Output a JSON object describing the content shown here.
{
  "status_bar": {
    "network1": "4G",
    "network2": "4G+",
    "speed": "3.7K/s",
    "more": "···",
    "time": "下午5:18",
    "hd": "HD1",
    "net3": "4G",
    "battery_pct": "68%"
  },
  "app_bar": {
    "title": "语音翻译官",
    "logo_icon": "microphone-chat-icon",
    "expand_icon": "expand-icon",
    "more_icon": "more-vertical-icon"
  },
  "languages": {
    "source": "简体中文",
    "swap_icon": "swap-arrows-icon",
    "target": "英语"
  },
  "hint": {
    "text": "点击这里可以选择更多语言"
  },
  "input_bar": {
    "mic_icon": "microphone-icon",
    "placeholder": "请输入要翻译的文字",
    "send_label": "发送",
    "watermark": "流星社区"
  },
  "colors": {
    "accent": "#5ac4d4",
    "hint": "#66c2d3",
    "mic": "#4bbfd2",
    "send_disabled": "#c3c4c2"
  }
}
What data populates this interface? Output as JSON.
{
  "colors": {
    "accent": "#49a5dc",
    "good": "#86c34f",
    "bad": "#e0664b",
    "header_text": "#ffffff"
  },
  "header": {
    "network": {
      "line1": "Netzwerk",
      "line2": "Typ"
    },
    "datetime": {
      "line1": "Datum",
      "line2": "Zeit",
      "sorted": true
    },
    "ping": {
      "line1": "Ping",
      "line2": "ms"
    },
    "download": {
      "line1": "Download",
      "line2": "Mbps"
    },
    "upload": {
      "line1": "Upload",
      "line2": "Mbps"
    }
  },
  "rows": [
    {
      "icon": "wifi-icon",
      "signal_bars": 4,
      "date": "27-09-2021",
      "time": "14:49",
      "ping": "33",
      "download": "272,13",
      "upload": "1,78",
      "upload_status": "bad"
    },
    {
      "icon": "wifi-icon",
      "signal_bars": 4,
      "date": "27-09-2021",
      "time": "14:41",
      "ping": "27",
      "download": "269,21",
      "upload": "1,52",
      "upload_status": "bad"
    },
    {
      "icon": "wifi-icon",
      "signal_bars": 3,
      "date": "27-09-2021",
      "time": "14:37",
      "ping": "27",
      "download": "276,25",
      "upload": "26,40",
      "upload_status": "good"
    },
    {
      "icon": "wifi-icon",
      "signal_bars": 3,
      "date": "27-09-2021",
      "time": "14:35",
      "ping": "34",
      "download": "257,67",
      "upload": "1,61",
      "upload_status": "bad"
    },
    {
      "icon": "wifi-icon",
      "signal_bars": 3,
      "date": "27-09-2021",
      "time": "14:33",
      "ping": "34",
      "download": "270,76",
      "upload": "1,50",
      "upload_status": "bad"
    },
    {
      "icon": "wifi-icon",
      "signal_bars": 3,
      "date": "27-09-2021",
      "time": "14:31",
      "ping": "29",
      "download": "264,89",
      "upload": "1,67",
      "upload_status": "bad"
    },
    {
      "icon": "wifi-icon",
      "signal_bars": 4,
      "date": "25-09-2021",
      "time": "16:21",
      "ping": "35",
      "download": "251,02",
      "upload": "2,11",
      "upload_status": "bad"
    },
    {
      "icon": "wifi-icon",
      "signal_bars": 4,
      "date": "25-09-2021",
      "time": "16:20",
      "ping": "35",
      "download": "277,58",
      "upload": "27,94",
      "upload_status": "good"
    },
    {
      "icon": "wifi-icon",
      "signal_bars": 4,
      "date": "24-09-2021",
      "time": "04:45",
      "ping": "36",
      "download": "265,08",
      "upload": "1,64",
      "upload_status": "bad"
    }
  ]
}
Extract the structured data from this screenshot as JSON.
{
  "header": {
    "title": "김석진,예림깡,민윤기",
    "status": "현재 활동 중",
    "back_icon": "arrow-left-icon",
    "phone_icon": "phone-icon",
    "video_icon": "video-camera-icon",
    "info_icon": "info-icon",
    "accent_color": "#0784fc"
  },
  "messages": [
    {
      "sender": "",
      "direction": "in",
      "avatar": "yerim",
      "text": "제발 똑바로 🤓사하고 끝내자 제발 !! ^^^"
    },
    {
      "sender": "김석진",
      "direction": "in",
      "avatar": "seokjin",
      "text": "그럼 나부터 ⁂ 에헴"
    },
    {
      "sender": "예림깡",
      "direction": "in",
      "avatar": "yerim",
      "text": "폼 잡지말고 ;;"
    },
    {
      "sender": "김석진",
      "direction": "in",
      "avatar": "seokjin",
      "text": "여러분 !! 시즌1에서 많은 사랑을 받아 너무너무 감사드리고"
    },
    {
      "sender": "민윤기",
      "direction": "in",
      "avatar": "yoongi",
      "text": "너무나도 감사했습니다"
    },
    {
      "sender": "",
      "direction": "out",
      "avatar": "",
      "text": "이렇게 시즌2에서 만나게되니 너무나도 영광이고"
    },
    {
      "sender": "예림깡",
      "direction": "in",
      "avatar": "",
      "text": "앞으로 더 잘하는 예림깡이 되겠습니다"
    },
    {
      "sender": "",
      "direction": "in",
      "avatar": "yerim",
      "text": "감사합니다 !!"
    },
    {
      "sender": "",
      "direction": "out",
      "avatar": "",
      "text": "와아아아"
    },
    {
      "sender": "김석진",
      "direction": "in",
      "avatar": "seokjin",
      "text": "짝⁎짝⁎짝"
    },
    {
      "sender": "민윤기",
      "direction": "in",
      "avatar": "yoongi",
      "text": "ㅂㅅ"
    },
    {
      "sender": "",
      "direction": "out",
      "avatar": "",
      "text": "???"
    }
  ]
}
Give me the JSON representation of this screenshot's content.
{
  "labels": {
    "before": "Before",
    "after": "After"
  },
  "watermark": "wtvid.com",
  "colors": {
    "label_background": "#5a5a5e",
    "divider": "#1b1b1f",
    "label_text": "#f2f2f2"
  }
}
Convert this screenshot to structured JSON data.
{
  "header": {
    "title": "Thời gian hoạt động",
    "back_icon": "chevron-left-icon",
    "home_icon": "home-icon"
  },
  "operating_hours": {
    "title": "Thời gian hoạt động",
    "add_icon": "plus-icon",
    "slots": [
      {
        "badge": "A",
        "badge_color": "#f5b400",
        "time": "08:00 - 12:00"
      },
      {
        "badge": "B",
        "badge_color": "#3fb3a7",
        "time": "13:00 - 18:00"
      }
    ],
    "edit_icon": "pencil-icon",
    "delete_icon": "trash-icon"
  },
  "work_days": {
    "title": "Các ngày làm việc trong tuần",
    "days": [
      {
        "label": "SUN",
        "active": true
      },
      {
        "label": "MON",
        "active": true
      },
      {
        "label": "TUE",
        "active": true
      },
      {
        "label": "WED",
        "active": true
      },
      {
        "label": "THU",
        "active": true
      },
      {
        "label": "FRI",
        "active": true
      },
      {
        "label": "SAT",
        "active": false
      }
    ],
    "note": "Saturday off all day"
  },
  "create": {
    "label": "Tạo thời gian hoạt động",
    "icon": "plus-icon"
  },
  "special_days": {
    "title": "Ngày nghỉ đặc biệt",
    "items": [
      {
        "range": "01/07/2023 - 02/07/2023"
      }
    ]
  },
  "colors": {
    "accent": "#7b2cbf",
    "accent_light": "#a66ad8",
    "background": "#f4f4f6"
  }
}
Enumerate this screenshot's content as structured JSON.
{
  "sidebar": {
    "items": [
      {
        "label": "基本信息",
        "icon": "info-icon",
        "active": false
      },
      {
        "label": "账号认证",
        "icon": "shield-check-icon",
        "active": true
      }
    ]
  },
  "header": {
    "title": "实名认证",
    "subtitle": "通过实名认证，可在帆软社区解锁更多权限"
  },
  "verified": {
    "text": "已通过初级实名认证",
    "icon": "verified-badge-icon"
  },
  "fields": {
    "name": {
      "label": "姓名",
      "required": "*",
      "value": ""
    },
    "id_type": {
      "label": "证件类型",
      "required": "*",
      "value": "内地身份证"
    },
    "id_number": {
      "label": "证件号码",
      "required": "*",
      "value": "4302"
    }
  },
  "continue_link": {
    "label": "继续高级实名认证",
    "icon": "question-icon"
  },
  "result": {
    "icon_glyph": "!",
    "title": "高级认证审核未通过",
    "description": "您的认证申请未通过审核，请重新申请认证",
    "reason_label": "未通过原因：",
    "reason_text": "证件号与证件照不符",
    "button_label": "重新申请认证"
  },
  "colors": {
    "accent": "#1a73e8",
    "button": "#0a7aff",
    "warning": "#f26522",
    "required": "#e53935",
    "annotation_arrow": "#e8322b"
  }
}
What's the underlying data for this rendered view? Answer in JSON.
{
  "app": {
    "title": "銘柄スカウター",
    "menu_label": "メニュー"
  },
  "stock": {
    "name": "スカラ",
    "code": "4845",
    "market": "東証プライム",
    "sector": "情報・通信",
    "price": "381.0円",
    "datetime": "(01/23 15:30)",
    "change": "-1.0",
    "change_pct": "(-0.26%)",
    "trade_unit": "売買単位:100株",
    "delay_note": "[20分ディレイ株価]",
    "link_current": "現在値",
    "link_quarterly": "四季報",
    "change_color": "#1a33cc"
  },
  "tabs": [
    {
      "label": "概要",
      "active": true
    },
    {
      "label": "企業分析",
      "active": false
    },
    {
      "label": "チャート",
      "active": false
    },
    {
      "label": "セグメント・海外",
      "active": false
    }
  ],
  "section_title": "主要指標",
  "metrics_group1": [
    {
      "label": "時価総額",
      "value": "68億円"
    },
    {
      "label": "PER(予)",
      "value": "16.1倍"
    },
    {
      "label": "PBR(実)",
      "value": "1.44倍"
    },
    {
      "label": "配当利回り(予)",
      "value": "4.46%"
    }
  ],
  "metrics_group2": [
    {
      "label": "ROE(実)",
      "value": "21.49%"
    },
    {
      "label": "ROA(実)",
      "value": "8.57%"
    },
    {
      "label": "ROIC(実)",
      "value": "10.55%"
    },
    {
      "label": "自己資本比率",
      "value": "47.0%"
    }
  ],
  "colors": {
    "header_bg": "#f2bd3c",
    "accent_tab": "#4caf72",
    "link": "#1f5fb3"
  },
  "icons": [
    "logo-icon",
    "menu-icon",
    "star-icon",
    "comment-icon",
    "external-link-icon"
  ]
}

=== WHAT YOU NEED TO DO ===
Some lines of the records may hold the word "JSON". How many do? Answer with a number and nothing else.

=== PROBLEM SOLUTION ===
7